Below are the records. List every line holding the word "from".
[start RECORDS SHOWN]
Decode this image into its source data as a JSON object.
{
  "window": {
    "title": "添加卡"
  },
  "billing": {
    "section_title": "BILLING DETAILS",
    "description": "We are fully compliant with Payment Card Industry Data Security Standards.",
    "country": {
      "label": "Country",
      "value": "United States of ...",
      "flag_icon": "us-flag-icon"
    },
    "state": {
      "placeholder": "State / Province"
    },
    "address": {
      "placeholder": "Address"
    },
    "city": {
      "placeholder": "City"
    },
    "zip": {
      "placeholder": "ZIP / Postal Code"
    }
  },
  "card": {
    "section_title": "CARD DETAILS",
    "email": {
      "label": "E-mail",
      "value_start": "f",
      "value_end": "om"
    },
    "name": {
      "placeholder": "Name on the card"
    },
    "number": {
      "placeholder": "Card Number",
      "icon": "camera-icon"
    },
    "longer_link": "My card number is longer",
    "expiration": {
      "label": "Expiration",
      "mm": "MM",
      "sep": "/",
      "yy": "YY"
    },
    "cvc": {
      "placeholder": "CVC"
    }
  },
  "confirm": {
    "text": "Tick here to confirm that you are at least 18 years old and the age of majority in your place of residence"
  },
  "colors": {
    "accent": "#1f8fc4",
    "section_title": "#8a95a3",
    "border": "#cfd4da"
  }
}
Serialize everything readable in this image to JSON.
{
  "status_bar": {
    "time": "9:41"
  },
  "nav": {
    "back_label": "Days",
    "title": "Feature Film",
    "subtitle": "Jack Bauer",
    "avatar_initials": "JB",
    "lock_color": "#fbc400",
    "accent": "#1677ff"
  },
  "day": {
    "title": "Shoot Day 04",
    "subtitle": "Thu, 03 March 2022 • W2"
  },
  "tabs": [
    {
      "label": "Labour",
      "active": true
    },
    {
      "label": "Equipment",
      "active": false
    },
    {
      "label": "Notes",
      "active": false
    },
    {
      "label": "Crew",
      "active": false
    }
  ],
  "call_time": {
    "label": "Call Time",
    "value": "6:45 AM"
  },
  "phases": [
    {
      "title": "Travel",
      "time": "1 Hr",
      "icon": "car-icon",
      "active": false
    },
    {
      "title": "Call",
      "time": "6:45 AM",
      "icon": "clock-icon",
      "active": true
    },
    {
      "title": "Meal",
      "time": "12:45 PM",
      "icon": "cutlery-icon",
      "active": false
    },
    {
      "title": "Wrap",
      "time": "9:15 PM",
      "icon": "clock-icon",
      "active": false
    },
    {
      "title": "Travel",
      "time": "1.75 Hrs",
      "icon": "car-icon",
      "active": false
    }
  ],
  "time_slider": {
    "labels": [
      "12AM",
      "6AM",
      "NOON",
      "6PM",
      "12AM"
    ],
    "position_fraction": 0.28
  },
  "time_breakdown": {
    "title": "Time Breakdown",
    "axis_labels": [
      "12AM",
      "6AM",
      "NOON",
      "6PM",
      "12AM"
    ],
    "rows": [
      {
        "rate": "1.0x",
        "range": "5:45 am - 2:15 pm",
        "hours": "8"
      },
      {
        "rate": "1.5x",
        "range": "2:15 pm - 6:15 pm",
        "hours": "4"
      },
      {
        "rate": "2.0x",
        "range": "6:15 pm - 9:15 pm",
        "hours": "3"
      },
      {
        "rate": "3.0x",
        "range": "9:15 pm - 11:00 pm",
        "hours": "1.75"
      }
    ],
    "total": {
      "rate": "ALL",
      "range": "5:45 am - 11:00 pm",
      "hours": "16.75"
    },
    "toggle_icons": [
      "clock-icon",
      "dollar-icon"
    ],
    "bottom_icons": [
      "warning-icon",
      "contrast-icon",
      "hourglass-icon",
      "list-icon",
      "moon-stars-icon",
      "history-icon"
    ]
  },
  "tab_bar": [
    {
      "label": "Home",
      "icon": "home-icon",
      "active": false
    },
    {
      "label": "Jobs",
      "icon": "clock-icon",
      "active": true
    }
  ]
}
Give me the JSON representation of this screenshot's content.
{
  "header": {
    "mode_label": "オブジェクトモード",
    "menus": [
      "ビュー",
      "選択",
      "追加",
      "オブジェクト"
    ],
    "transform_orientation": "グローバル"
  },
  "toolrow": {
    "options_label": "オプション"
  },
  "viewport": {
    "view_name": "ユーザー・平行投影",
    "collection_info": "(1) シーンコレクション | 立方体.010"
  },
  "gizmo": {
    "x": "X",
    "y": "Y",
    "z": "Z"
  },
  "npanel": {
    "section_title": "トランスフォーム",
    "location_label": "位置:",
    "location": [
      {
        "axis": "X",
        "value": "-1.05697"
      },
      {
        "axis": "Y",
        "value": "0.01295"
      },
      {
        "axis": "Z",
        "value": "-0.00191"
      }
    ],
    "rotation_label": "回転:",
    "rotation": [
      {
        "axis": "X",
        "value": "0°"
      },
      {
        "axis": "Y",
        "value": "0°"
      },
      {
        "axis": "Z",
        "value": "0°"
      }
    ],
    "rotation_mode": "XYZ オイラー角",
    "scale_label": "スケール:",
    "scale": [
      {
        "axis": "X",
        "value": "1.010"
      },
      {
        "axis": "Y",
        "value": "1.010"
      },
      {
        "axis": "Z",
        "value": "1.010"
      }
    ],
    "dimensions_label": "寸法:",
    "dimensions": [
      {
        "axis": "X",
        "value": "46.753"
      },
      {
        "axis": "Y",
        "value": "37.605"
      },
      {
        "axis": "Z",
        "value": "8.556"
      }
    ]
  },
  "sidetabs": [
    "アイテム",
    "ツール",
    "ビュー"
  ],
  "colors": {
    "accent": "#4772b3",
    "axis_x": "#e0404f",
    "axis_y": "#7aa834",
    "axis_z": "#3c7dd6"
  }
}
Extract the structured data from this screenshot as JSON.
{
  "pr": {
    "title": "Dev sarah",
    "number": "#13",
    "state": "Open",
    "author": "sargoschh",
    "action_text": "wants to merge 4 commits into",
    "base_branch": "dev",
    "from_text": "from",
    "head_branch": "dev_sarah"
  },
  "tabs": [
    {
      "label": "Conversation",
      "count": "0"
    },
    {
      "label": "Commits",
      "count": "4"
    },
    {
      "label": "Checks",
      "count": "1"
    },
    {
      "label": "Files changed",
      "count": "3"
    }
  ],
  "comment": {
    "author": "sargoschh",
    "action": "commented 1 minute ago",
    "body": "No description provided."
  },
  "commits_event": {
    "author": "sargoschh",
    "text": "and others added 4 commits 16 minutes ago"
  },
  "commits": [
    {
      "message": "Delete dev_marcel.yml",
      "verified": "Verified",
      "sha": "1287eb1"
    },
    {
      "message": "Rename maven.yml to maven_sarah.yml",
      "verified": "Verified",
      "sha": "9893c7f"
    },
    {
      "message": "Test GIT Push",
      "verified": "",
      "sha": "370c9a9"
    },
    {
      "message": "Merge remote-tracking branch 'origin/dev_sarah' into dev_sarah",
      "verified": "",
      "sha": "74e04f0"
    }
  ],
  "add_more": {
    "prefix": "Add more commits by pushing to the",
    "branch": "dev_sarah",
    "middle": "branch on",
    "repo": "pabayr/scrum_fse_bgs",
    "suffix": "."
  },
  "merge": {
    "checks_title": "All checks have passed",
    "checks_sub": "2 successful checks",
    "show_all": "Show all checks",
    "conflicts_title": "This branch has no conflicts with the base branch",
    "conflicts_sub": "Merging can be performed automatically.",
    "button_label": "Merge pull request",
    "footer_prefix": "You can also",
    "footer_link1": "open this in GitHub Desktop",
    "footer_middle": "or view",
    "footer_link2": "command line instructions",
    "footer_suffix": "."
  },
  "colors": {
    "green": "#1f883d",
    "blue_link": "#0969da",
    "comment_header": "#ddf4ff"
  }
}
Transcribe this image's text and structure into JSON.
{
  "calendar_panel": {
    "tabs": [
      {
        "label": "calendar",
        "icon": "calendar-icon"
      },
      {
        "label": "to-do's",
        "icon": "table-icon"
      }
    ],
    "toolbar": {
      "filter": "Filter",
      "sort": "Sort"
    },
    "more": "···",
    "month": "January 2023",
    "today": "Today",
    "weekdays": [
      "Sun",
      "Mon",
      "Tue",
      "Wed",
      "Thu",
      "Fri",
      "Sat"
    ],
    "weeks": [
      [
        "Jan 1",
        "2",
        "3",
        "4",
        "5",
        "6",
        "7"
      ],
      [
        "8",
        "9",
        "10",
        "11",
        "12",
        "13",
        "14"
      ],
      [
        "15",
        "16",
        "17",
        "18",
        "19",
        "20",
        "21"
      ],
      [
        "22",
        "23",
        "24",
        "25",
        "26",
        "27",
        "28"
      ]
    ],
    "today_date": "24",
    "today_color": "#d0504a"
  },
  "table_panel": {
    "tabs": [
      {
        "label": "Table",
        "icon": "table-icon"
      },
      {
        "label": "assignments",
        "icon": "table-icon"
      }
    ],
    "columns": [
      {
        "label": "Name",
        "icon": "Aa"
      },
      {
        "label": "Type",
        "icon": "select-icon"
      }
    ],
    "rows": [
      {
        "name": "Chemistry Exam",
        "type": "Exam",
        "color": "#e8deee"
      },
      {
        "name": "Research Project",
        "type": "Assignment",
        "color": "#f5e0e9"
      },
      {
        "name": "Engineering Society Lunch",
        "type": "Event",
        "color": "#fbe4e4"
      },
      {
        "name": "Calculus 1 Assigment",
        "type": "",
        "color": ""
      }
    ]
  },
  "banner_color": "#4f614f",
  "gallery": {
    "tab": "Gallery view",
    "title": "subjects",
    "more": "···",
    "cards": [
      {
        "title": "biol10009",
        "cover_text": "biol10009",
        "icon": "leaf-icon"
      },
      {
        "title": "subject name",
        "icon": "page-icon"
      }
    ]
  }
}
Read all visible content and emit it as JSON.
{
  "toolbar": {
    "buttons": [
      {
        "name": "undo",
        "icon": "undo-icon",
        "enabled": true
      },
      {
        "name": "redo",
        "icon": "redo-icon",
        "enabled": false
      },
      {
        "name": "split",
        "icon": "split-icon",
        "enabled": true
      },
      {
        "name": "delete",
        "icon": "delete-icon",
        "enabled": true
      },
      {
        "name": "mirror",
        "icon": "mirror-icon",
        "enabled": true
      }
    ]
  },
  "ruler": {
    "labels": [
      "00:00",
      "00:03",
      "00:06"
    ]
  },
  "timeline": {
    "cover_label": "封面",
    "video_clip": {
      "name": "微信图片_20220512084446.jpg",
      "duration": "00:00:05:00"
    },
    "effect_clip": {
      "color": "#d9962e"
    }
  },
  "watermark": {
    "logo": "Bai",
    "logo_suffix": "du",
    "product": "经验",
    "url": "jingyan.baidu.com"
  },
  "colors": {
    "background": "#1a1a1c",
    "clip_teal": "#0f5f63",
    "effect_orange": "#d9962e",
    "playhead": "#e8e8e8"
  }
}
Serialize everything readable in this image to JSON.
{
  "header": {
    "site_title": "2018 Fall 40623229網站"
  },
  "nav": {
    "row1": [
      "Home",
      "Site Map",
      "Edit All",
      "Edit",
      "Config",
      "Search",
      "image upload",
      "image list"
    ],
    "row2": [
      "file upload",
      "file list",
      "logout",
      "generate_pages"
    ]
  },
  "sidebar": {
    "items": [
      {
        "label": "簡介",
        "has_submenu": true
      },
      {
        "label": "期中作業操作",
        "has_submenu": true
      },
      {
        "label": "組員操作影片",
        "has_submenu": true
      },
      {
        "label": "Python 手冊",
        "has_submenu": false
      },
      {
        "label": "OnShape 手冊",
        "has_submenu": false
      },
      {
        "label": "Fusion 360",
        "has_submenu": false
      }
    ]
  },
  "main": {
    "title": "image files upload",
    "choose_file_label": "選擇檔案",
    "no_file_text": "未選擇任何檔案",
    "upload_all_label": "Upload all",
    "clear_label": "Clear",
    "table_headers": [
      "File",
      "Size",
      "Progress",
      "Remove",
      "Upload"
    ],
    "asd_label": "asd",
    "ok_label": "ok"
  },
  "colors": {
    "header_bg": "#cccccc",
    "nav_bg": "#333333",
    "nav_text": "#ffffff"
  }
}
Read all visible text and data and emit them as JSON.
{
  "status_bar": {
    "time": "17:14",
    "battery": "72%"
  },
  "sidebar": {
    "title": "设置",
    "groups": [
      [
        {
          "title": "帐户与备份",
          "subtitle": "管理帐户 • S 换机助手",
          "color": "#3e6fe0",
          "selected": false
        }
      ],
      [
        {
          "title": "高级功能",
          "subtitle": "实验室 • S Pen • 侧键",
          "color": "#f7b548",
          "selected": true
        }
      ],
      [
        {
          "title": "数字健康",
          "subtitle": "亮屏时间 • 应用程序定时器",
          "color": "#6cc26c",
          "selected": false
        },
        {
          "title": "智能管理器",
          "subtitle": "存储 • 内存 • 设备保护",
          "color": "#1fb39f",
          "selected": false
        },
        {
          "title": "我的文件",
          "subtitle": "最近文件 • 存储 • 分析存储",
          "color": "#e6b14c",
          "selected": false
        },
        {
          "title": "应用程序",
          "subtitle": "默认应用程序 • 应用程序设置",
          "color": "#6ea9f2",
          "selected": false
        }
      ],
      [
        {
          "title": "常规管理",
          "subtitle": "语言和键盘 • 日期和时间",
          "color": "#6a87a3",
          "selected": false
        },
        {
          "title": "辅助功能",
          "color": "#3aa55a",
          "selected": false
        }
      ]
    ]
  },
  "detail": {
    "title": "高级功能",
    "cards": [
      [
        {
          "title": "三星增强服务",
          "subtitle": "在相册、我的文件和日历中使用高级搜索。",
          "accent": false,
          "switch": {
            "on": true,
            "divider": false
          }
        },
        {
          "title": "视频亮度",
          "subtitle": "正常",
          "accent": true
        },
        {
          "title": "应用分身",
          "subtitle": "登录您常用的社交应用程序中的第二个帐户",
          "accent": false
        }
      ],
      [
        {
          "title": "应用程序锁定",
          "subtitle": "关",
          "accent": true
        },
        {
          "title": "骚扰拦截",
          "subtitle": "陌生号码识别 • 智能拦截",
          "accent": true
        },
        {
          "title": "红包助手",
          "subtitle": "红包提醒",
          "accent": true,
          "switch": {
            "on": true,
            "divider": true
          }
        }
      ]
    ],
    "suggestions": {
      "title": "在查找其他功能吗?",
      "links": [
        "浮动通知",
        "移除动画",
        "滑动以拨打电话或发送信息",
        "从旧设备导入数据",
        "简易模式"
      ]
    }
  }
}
[end RECORDS SHOWN]
• [RESULT FOR THIS TASK]
Extract the structured data from this screenshot as JSON.
    "from_text": "from",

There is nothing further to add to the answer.